BRANO CITATO.
Il sondaggio rivela un mondo imprenditoriale più reattivo di quello politico: il sistema Italia si muove lentamente. Nel 2021 la quota di rinnovabili sul consumo finale di energia invece di aumentare è diminuita: dal 20,4% del 2020 al 18,9% del 2021. E in questo 2022 che si avvia alla conclusione abbiamo realizzato per ora solo poco più di 2 dei 10 gigawattora di rinnovabili che dovremmo installare annualmente per rispettare gli impegni al 2030: probabilmente chiuderemo l’anno a circa un quarto dell’obiettivo fissato. Il risultato è la carenza dell’unica forma di energia prodotta in Italia di cui disponiamo in abbondanza: le rinnovabili. Un deficit che pesa sulle famiglie, strangolate da bollette appese alle oscillazioni del prezzo del gas, esu molte imprese, che potrebbero chiudere perché il costo dell’energia fa saltare i bilanci.
«La transizione ecologica è un processo necessario per affrontare la crisi climatica e il problema dell’energia. L’impegno delle imprese in questo campo è molto cresciuto e in particolare quelle che operano sui mercati esteri sono ben consapevoli che l’impegno su questo fronte è necessario per difendere e aumentare la loro competitività», commenta Edo Ronchi, presidente della Fondazione per lo sviluppo sostenibile.

ESERCIZIO. Riprendi il brano sulle rinnovabili e sulla transizione ecologica delle imprese e proseguilo dopo l'ultima frase riportata.

VOCI ELENCATE.
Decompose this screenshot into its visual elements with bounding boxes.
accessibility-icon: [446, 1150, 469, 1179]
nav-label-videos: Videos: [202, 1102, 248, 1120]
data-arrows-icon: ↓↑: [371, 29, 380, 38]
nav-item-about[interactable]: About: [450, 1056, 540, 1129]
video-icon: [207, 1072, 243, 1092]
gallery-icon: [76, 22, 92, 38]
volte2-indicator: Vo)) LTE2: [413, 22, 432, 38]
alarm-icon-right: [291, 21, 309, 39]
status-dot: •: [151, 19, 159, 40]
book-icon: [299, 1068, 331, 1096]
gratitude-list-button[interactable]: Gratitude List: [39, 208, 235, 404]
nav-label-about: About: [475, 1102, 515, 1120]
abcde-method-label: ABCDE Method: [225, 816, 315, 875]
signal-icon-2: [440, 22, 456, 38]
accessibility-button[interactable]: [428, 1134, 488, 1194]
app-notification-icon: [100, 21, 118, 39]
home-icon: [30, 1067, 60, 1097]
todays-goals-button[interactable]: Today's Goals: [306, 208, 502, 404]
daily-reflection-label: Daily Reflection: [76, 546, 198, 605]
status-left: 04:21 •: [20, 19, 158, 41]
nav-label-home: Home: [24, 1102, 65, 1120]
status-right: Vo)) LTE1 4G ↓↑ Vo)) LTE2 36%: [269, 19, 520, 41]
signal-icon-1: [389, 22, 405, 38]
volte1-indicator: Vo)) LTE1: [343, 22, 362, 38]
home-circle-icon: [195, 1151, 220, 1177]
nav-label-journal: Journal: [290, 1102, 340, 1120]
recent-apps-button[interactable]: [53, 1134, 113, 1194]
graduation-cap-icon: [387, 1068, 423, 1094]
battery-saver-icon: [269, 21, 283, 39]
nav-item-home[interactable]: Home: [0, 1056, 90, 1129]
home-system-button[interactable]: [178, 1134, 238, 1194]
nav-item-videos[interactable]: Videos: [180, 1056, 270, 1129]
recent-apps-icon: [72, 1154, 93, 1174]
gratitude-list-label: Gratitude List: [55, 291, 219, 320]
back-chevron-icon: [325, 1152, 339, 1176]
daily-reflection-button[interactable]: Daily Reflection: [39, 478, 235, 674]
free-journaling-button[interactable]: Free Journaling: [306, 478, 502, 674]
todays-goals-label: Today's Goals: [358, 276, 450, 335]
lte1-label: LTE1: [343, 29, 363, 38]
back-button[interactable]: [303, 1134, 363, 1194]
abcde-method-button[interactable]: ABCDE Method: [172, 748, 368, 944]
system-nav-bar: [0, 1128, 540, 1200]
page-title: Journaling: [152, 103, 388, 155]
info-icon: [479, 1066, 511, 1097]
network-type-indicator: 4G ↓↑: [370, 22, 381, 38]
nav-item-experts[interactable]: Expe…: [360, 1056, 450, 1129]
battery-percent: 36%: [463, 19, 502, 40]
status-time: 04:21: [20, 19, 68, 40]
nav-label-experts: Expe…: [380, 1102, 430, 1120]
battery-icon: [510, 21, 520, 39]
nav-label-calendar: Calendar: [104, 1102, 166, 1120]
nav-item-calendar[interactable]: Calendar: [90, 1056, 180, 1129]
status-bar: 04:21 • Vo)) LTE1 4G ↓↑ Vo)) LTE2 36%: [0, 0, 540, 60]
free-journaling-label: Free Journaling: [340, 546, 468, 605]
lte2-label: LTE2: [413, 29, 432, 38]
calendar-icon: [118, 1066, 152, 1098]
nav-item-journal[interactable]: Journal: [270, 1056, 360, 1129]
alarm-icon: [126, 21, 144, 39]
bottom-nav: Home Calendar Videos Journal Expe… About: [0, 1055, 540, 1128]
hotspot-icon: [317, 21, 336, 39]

RISULTATO DELL'ESERCIZIO.
È l’energia, infatti, a tenere banco in un appuntamento animato da 160 eventi e segnato dall’ansia per quotazioni che in estate hanno toccato record impensabili. L’altro elemento chiave è stato sottolineato dal presidente di Italian Exhibition Group, Lorenzo Cagnoni: «Ecomondo si presenta al compleanno del suo primo quarto di secolo con la stessa freschezza e creatività che hanno permesso a questa manifestazione di diventare un punto di riferimento tanto per la gestione dei rifiuti quanto per la bioeconomia circolare». Un’economia circolare che, su sollecitazione dell’Unione europea, vede nuovi segmenti di mercato. Ad esempio quello della moda e del tessile, un settore che in Italia vale circa 50 miliardi di euro. In mancanza di correzioni di rotta, nota la relazione sulla Green economy, «a livello mondiale arriveremo nel 2030 a buttare via 148 milioni di tonnellate di vestiti all’anno». Mentre se «adotteremo soluzioni di moda circolari, mantenendo i materiali di valore fuori dalle discariche, si aprirà un mercato da 500 miliardi di euro».
«Si tratta di cambiare la prospettiva, facendo assumere ai produttori la responsabilità dello smaltimento dei vestiti, come avviene per gli imballaggi», ricorda Eleonora Rizzuto,presidente dell’Associazione italiana per lo sviluppo dell’economia circolare. «Occorre creare la logistica necessaria e mettere a punto schemi di certificazione».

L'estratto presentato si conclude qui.